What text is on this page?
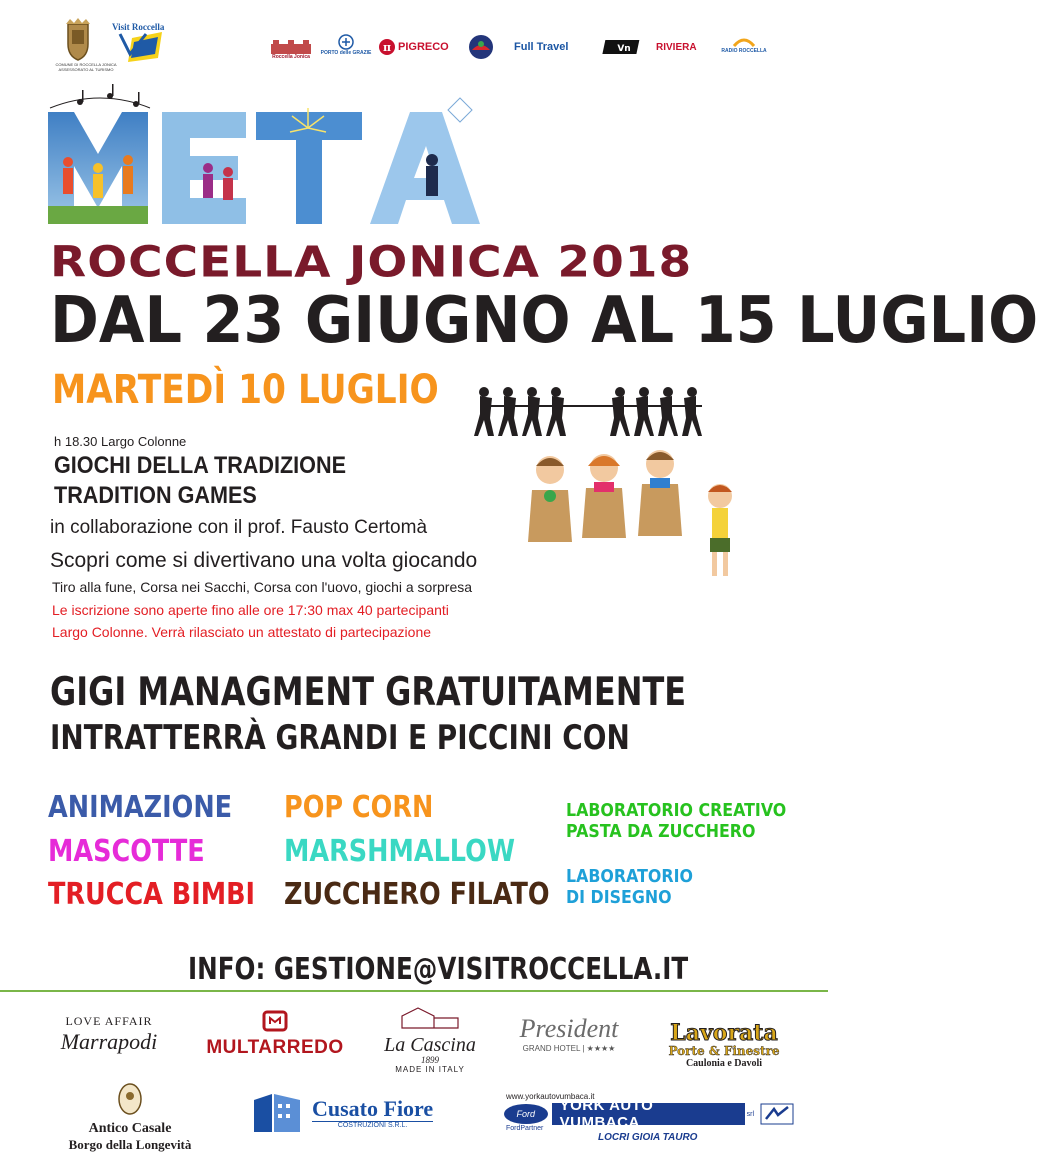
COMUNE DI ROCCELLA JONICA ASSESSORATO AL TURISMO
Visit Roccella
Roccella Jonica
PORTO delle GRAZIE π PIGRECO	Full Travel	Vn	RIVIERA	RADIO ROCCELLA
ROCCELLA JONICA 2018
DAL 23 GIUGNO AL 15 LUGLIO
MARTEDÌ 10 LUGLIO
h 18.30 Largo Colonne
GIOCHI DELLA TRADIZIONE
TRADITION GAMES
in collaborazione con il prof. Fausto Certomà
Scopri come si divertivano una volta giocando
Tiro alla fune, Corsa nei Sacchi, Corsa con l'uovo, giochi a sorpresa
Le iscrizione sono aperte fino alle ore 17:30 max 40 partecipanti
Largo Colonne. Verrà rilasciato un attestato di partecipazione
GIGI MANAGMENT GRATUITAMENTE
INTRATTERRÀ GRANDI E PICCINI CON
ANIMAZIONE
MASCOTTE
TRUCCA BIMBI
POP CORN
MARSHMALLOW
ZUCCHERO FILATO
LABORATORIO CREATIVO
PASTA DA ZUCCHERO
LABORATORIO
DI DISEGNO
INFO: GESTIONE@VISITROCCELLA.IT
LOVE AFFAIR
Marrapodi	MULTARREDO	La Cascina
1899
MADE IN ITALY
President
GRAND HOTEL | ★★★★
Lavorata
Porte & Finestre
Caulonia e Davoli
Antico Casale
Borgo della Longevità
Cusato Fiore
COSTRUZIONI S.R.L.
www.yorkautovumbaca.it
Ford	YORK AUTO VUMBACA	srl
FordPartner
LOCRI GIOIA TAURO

* * *

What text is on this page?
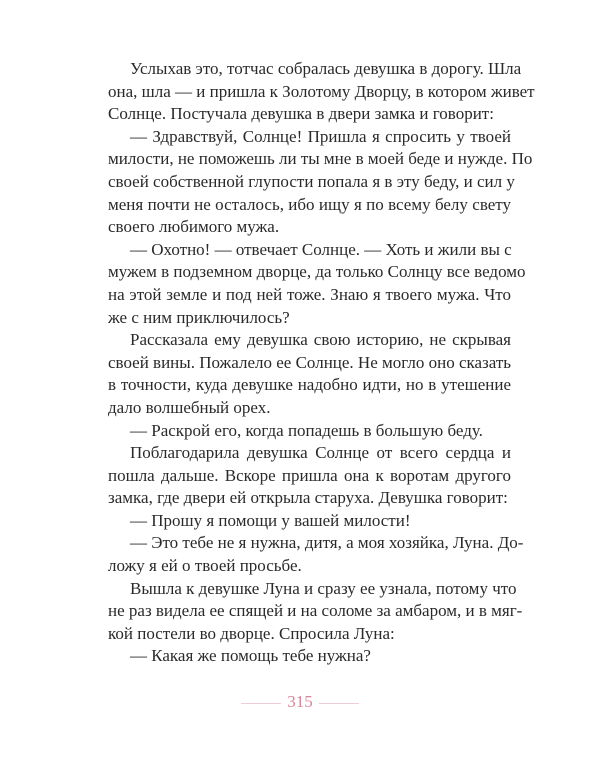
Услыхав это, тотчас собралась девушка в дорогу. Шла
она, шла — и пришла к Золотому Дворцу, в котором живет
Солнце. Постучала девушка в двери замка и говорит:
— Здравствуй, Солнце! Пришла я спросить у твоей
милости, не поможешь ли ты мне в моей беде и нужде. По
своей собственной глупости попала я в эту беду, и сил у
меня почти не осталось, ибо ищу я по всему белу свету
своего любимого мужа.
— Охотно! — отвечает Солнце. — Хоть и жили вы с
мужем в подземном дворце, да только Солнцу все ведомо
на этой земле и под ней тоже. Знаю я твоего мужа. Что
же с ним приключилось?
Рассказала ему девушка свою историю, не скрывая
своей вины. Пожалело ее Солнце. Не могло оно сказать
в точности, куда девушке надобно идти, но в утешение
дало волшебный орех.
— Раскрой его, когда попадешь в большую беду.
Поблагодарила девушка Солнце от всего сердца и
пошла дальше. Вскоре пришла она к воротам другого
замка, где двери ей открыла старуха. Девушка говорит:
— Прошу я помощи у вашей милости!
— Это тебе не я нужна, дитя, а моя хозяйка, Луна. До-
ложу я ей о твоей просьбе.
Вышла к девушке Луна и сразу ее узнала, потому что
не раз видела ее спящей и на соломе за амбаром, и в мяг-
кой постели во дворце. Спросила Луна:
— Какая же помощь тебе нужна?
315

==

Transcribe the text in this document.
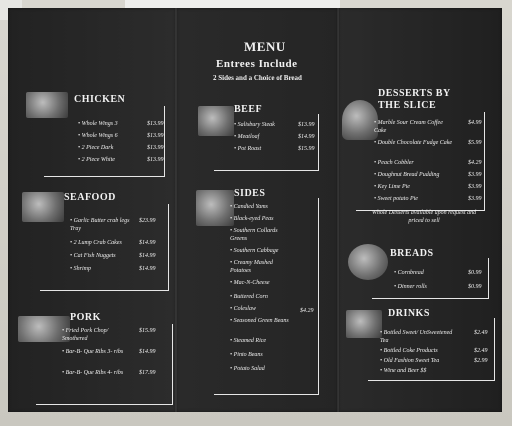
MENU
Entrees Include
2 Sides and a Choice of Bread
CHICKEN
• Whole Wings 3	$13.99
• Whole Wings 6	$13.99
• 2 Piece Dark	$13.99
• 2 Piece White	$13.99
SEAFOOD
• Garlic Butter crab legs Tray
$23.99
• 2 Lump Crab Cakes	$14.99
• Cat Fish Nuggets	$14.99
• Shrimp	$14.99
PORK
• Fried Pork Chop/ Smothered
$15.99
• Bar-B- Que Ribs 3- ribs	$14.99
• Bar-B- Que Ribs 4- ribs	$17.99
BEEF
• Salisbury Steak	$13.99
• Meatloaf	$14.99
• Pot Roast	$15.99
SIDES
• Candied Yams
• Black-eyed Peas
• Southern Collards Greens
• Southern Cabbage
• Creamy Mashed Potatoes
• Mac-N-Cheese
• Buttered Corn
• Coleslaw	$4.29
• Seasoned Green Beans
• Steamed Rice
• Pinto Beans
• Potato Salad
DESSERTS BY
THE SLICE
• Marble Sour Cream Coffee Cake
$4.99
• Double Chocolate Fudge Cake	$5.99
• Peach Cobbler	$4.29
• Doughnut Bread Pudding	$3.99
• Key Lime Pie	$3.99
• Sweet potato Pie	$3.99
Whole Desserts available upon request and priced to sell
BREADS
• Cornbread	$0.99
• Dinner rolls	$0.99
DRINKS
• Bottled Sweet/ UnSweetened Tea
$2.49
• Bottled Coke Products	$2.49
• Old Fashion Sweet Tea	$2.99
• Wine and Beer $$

> CHALLENGE
Using the entries above, return each line in which the word "ribs" occurs.

> TASK RESULT
• Bar-B- Que Ribs 3- ribs	$14.99
• Bar-B- Que Ribs 4- ribs	$17.99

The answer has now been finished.